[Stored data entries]
__________________________________________________
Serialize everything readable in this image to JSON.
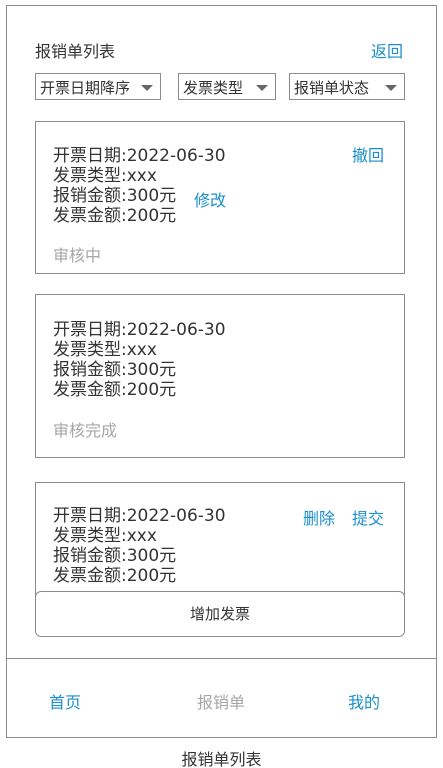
{
  "header": {
    "title": "报销单列表",
    "back_label": "返回"
  },
  "filters": {
    "date_sort": "开票日期降序",
    "invoice_type": "发票类型",
    "report_status": "报销单状态"
  },
  "cards": [
    {
      "invoice_date": "开票日期:2022-06-30",
      "invoice_type": "发票类型:xxx",
      "reimburse_amount": "报销金额:300元",
      "invoice_amount": "发票金额:200元",
      "status": "审核中",
      "actions": {
        "withdraw": "撤回",
        "edit": "修改"
      }
    },
    {
      "invoice_date": "开票日期:2022-06-30",
      "invoice_type": "发票类型:xxx",
      "reimburse_amount": "报销金额:300元",
      "invoice_amount": "发票金额:200元",
      "status": "审核完成"
    },
    {
      "invoice_date": "开票日期:2022-06-30",
      "invoice_type": "发票类型:xxx",
      "reimburse_amount": "报销金额:300元",
      "invoice_amount": "发票金额:200元",
      "actions": {
        "delete": "删除",
        "submit": "提交"
      }
    }
  ],
  "add_invoice_label": "增加发票",
  "tabbar": {
    "home": "首页",
    "reimburse": "报销单",
    "mine": "我的"
  },
  "caption": "报销单列表",
  "colors": {
    "accent": "#1a8fc9",
    "muted": "#a6a6a6",
    "border": "#8c8c8c",
    "text": "#333333"
  }
}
__________________________________________________
▶ [STATED EXERCISE]:
Copy out the entries verbatim and leave the images out.

▶ [THE ANSWER]:
Serialize everything readable in this image to JSON.
{
  "header": {
    "title": "报销单列表",
    "back_label": "返回"
  },
  "filters": {
    "date_sort": "开票日期降序",
    "invoice_type": "发票类型",
    "report_status": "报销单状态"
  },
  "cards": [
    {
      "invoice_date": "开票日期:2022-06-30",
      "invoice_type": "发票类型:xxx",
      "reimburse_amount": "报销金额:300元",
      "invoice_amount": "发票金额:200元",
      "status": "审核中",
      "actions": {
        "withdraw": "撤回",
        "edit": "修改"
      }
    },
    {
      "invoice_date": "开票日期:2022-06-30",
      "invoice_type": "发票类型:xxx",
      "reimburse_amount": "报销金额:300元",
      "invoice_amount": "发票金额:200元",
      "status": "审核完成"
    },
    {
      "invoice_date": "开票日期:2022-06-30",
      "invoice_type": "发票类型:xxx",
      "reimburse_amount": "报销金额:300元",
      "invoice_amount": "发票金额:200元",
      "actions": {
        "delete": "删除",
        "submit": "提交"
      }
    }
  ],
  "add_invoice_label": "增加发票",
  "tabbar": {
    "home": "首页",
    "reimburse": "报销单",
    "mine": "我的"
  },
  "caption": "报销单列表",
  "colors": {
    "accent": "#1a8fc9",
    "muted": "#a6a6a6",
    "border": "#8c8c8c",
    "text": "#333333"
  }
}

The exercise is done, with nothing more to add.